Data for this exercise:
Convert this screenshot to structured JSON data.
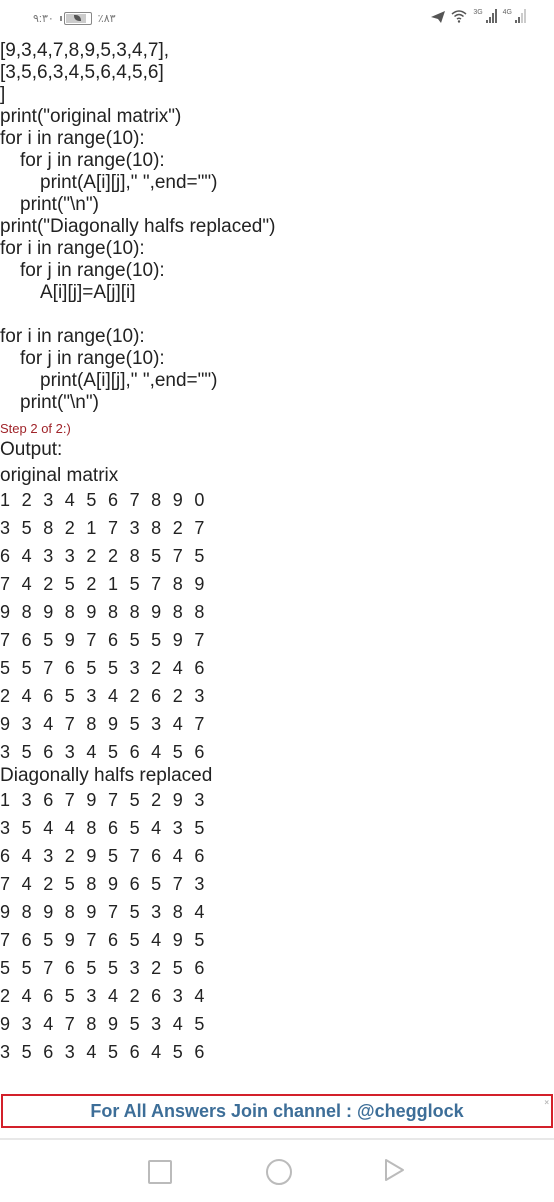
{
  "status_bar": {
    "time": "٩:٣٠",
    "battery_percent": "٪٨٣",
    "battery_level": 0.83,
    "network_1": "3G",
    "network_2": "4G",
    "icons": [
      "telegram-icon",
      "wifi-icon",
      "signal-icon",
      "signal-icon"
    ]
  },
  "code": {
    "lines_top": [
      {
        "indent": 0,
        "text": "[9,3,4,7,8,9,5,3,4,7],"
      },
      {
        "indent": 0,
        "text": "[3,5,6,3,4,5,6,4,5,6]"
      },
      {
        "indent": 0,
        "text": "]"
      },
      {
        "indent": 0,
        "text": "print(\"original matrix\")"
      },
      {
        "indent": 0,
        "text": "for i in range(10):"
      },
      {
        "indent": 1,
        "text": "for j in range(10):"
      },
      {
        "indent": 2,
        "text": "print(A[i][j],\" \",end=\"\")"
      },
      {
        "indent": 1,
        "text": "print(\"\\n\")"
      },
      {
        "indent": 0,
        "text": "print(\"Diagonally halfs replaced\")"
      },
      {
        "indent": 0,
        "text": "for i in range(10):"
      },
      {
        "indent": 1,
        "text": "for j in range(10):"
      },
      {
        "indent": 2,
        "text": "A[i][j]=A[j][i]"
      },
      {
        "indent": 0,
        "text": ""
      },
      {
        "indent": 0,
        "text": "for i in range(10):"
      },
      {
        "indent": 1,
        "text": "for j in range(10):"
      },
      {
        "indent": 2,
        "text": "print(A[i][j],\" \",end=\"\")"
      },
      {
        "indent": 1,
        "text": "print(\"\\n\")"
      }
    ]
  },
  "step_label": "Step 2 of 2:)",
  "output": {
    "label": "Output:",
    "original_title": "original matrix",
    "original_matrix": [
      [
        1,
        2,
        3,
        4,
        5,
        6,
        7,
        8,
        9,
        0
      ],
      [
        3,
        5,
        8,
        2,
        1,
        7,
        3,
        8,
        2,
        7
      ],
      [
        6,
        4,
        3,
        3,
        2,
        2,
        8,
        5,
        7,
        5
      ],
      [
        7,
        4,
        2,
        5,
        2,
        1,
        5,
        7,
        8,
        9
      ],
      [
        9,
        8,
        9,
        8,
        9,
        8,
        8,
        9,
        8,
        8
      ],
      [
        7,
        6,
        5,
        9,
        7,
        6,
        5,
        5,
        9,
        7
      ],
      [
        5,
        5,
        7,
        6,
        5,
        5,
        3,
        2,
        4,
        6
      ],
      [
        2,
        4,
        6,
        5,
        3,
        4,
        2,
        6,
        2,
        3
      ],
      [
        9,
        3,
        4,
        7,
        8,
        9,
        5,
        3,
        4,
        7
      ],
      [
        3,
        5,
        6,
        3,
        4,
        5,
        6,
        4,
        5,
        6
      ]
    ],
    "replaced_title": "Diagonally halfs replaced",
    "replaced_matrix": [
      [
        1,
        3,
        6,
        7,
        9,
        7,
        5,
        2,
        9,
        3
      ],
      [
        3,
        5,
        4,
        4,
        8,
        6,
        5,
        4,
        3,
        5
      ],
      [
        6,
        4,
        3,
        2,
        9,
        5,
        7,
        6,
        4,
        6
      ],
      [
        7,
        4,
        2,
        5,
        8,
        9,
        6,
        5,
        7,
        3
      ],
      [
        9,
        8,
        9,
        8,
        9,
        7,
        5,
        3,
        8,
        4
      ],
      [
        7,
        6,
        5,
        9,
        7,
        6,
        5,
        4,
        9,
        5
      ],
      [
        5,
        5,
        7,
        6,
        5,
        5,
        3,
        2,
        5,
        6
      ],
      [
        2,
        4,
        6,
        5,
        3,
        4,
        2,
        6,
        3,
        4
      ],
      [
        9,
        3,
        4,
        7,
        8,
        9,
        5,
        3,
        4,
        5
      ],
      [
        3,
        5,
        6,
        3,
        4,
        5,
        6,
        4,
        5,
        6
      ]
    ]
  },
  "banner": {
    "text": "For All Answers Join channel : @chegglock",
    "close": "×",
    "border_color": "#d3202a",
    "text_color": "#3d6e98"
  },
  "nav_bar": {
    "buttons": [
      "recents",
      "home",
      "back"
    ]
  }
}
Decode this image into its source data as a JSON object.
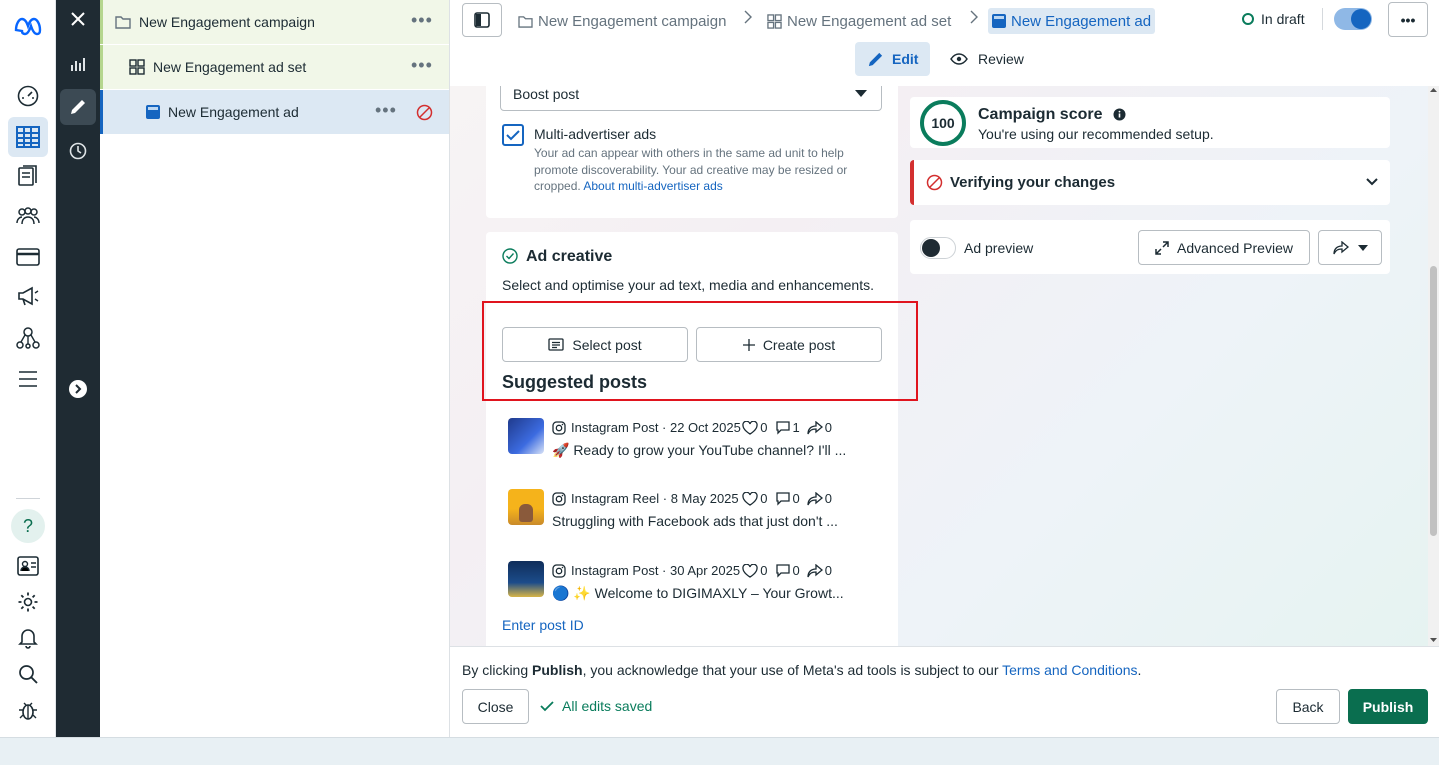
{
  "brand": {
    "logo": "meta-logo"
  },
  "rail": {
    "icons": [
      "meta-logo",
      "bar-chart-icon",
      "gauge-icon",
      "grid-table-icon",
      "pages-icon",
      "people-icon",
      "credit-card-icon",
      "megaphone-icon",
      "network-icon",
      "menu-icon",
      "help-icon",
      "contact-card-icon",
      "gear-icon",
      "bell-icon",
      "search-icon",
      "bug-icon"
    ]
  },
  "tree": {
    "campaign": "New Engagement campaign",
    "adset": "New Engagement ad set",
    "ad": "New Engagement ad",
    "more": "•••"
  },
  "header": {
    "crumbs": [
      "New Engagement campaign",
      "New Engagement ad set",
      "New Engagement ad"
    ],
    "status": "In draft",
    "more": "•••",
    "tabs": {
      "edit": "Edit",
      "review": "Review"
    }
  },
  "left_col": {
    "dropdown_value": "Boost post",
    "multi_adv": {
      "title": "Multi-advertiser ads",
      "desc_line1": "Your ad can appear with others in the same ad unit to help",
      "desc_line2": "promote discoverability. Your ad creative may be resized or",
      "desc_line3": "cropped.",
      "link": "About multi-advertiser ads",
      "checked": true
    },
    "creative": {
      "title": "Ad creative",
      "desc": "Select and optimise your ad text, media and enhancements.",
      "select_post": "Select post",
      "create_post": "Create post",
      "suggested_title": "Suggested posts",
      "posts": [
        {
          "meta": "Instagram Post · 22 Oct 2025",
          "likes": "0",
          "comments": "1",
          "shares": "0",
          "text": "🚀 Ready to grow your YouTube channel? I'll ..."
        },
        {
          "meta": "Instagram Reel · 8 May 2025",
          "likes": "0",
          "comments": "0",
          "shares": "0",
          "text": "Struggling with Facebook ads that just don't ..."
        },
        {
          "meta": "Instagram Post · 30 Apr 2025",
          "likes": "0",
          "comments": "0",
          "shares": "0",
          "text": "🔵 ✨ Welcome to DIGIMAXLY – Your Growt..."
        }
      ],
      "enter_post_id": "Enter post ID"
    }
  },
  "right_col": {
    "score": {
      "value": "100",
      "title": "Campaign score",
      "subtitle": "You're using our recommended setup."
    },
    "verify": "Verifying your changes",
    "preview": {
      "label": "Ad preview",
      "advanced": "Advanced Preview"
    }
  },
  "footer": {
    "notice_prefix": "By clicking ",
    "notice_bold": "Publish",
    "notice_mid": ", you acknowledge that your use of Meta's ad tools is subject to our ",
    "notice_link": "Terms and Conditions",
    "notice_end": ".",
    "close": "Close",
    "saved": "All edits saved",
    "back": "Back",
    "publish": "Publish"
  },
  "colors": {
    "accent": "#1877f2",
    "publish": "#0a6e4f",
    "highlight_box": "#e0141e",
    "draft": "#0a7c5c"
  }
}
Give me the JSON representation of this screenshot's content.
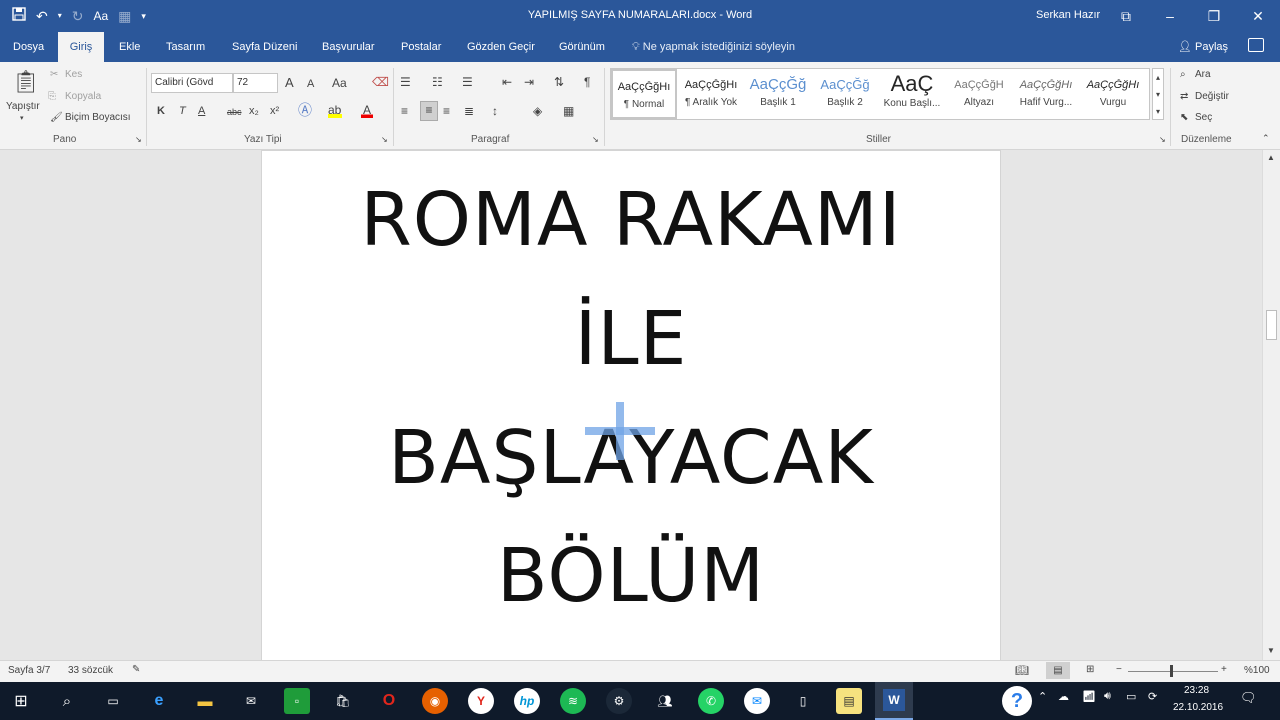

Written problem: Write out the listing above exactly as it stands, pictures excluded.

Right answer:
Convert this screenshot to structured JSON data.
{
  "status_bar": {
    "time": "٩:٣٠",
    "battery_percent": "٪٨٣",
    "battery_level": 0.83,
    "network_1": "3G",
    "network_2": "4G",
    "icons": [
      "telegram-icon",
      "wifi-icon",
      "signal-icon",
      "signal-icon"
    ]
  },
  "code": {
    "lines_top": [
      {
        "indent": 0,
        "text": "[9,3,4,7,8,9,5,3,4,7],"
      },
      {
        "indent": 0,
        "text": "[3,5,6,3,4,5,6,4,5,6]"
      },
      {
        "indent": 0,
        "text": "]"
      },
      {
        "indent": 0,
        "text": "print(\"original matrix\")"
      },
      {
        "indent": 0,
        "text": "for i in range(10):"
      },
      {
        "indent": 1,
        "text": "for j in range(10):"
      },
      {
        "indent": 2,
        "text": "print(A[i][j],\" \",end=\"\")"
      },
      {
        "indent": 1,
        "text": "print(\"\\n\")"
      },
      {
        "indent": 0,
        "text": "print(\"Diagonally halfs replaced\")"
      },
      {
        "indent": 0,
        "text": "for i in range(10):"
      },
      {
        "indent": 1,
        "text": "for j in range(10):"
      },
      {
        "indent": 2,
        "text": "A[i][j]=A[j][i]"
      },
      {
        "indent": 0,
        "text": ""
      },
      {
        "indent": 0,
        "text": "for i in range(10):"
      },
      {
        "indent": 1,
        "text": "for j in range(10):"
      },
      {
        "indent": 2,
        "text": "print(A[i][j],\" \",end=\"\")"
      },
      {
        "indent": 1,
        "text": "print(\"\\n\")"
      }
    ]
  },
  "step_label": "Step 2 of 2:)",
  "output": {
    "label": "Output:",
    "original_title": "original matrix",
    "original_matrix": [
      [
        1,
        2,
        3,
        4,
        5,
        6,
        7,
        8,
        9,
        0
      ],
      [
        3,
        5,
        8,
        2,
        1,
        7,
        3,
        8,
        2,
        7
      ],
      [
        6,
        4,
        3,
        3,
        2,
        2,
        8,
        5,
        7,
        5
      ],
      [
        7,
        4,
        2,
        5,
        2,
        1,
        5,
        7,
        8,
        9
      ],
      [
        9,
        8,
        9,
        8,
        9,
        8,
        8,
        9,
        8,
        8
      ],
      [
        7,
        6,
        5,
        9,
        7,
        6,
        5,
        5,
        9,
        7
      ],
      [
        5,
        5,
        7,
        6,
        5,
        5,
        3,
        2,
        4,
        6
      ],
      [
        2,
        4,
        6,
        5,
        3,
        4,
        2,
        6,
        2,
        3
      ],
      [
        9,
        3,
        4,
        7,
        8,
        9,
        5,
        3,
        4,
        7
      ],
      [
        3,
        5,
        6,
        3,
        4,
        5,
        6,
        4,
        5,
        6
      ]
    ],
    "replaced_title": "Diagonally halfs replaced",
    "replaced_matrix": [
      [
        1,
        3,
        6,
        7,
        9,
        7,
        5,
        2,
        9,
        3
      ],
      [
        3,
        5,
        4,
        4,
        8,
        6,
        5,
        4,
        3,
        5
      ],
      [
        6,
        4,
        3,
        2,
        9,
        5,
        7,
        6,
        4,
        6
      ],
      [
        7,
        4,
        2,
        5,
        8,
        9,
        6,
        5,
        7,
        3
      ],
      [
        9,
        8,
        9,
        8,
        9,
        7,
        5,
        3,
        8,
        4
      ],
      [
        7,
        6,
        5,
        9,
        7,
        6,
        5,
        4,
        9,
        5
      ],
      [
        5,
        5,
        7,
        6,
        5,
        5,
        3,
        2,
        5,
        6
      ],
      [
        2,
        4,
        6,
        5,
        3,
        4,
        2,
        6,
        3,
        4
      ],
      [
        9,
        3,
        4,
        7,
        8,
        9,
        5,
        3,
        4,
        5
      ],
      [
        3,
        5,
        6,
        3,
        4,
        5,
        6,
        4,
        5,
        6
      ]
    ]
  },
  "banner": {
    "text": "For All Answers Join channel : @chegglock",
    "close": "×",
    "border_color": "#d3202a",
    "text_color": "#3d6e98"
  },
  "nav_bar": {
    "buttons": [
      "recents",
      "home",
      "back"
    ]
  }
}
Decode this image into its source data as a JSON object.
{
  "brand": {
    "logo": "meta-logo"
  },
  "rail": {
    "icons": [
      "meta-logo",
      "bar-chart-icon",
      "gauge-icon",
      "grid-table-icon",
      "pages-icon",
      "people-icon",
      "credit-card-icon",
      "megaphone-icon",
      "network-icon",
      "menu-icon",
      "help-icon",
      "contact-card-icon",
      "gear-icon",
      "bell-icon",
      "search-icon",
      "bug-icon"
    ]
  },
  "tree": {
    "campaign": "New Engagement campaign",
    "adset": "New Engagement ad set",
    "ad": "New Engagement ad",
    "more": "•••"
  },
  "header": {
    "crumbs": [
      "New Engagement campaign",
      "New Engagement ad set",
      "New Engagement ad"
    ],
    "status": "In draft",
    "more": "•••",
    "tabs": {
      "edit": "Edit",
      "review": "Review"
    }
  },
  "left_col": {
    "dropdown_value": "Boost post",
    "multi_adv": {
      "title": "Multi-advertiser ads",
      "desc_line1": "Your ad can appear with others in the same ad unit to help",
      "desc_line2": "promote discoverability. Your ad creative may be resized or",
      "desc_line3": "cropped.",
      "link": "About multi-advertiser ads",
      "checked": true
    },
    "creative": {
      "title": "Ad creative",
      "desc": "Select and optimise your ad text, media and enhancements.",
      "select_post": "Select post",
      "create_post": "Create post",
      "suggested_title": "Suggested posts",
      "posts": [
        {
          "meta": "Instagram Post · 22 Oct 2025",
          "likes": "0",
          "comments": "1",
          "shares": "0",
          "text": "🚀 Ready to grow your YouTube channel? I'll ..."
        },
        {
          "meta": "Instagram Reel · 8 May 2025",
          "likes": "0",
          "comments": "0",
          "shares": "0",
          "text": "Struggling with Facebook ads that just don't ..."
        },
        {
          "meta": "Instagram Post · 30 Apr 2025",
          "likes": "0",
          "comments": "0",
          "shares": "0",
          "text": "🔵 ✨ Welcome to DIGIMAXLY – Your Growt..."
        }
      ],
      "enter_post_id": "Enter post ID"
    }
  },
  "right_col": {
    "score": {
      "value": "100",
      "title": "Campaign score",
      "subtitle": "You're using our recommended setup."
    },
    "verify": "Verifying your changes",
    "preview": {
      "label": "Ad preview",
      "advanced": "Advanced Preview"
    }
  },
  "footer": {
    "notice_prefix": "By clicking ",
    "notice_bold": "Publish",
    "notice_mid": ", you acknowledge that your use of Meta's ad tools is subject to our ",
    "notice_link": "Terms and Conditions",
    "notice_end": ".",
    "close": "Close",
    "saved": "All edits saved",
    "back": "Back",
    "publish": "Publish"
  },
  "colors": {
    "accent": "#1877f2",
    "publish": "#0a6e4f",
    "highlight_box": "#e0141e",
    "draft": "#0a7c5c"
  }
}
Give me the JSON representation of this screenshot's content.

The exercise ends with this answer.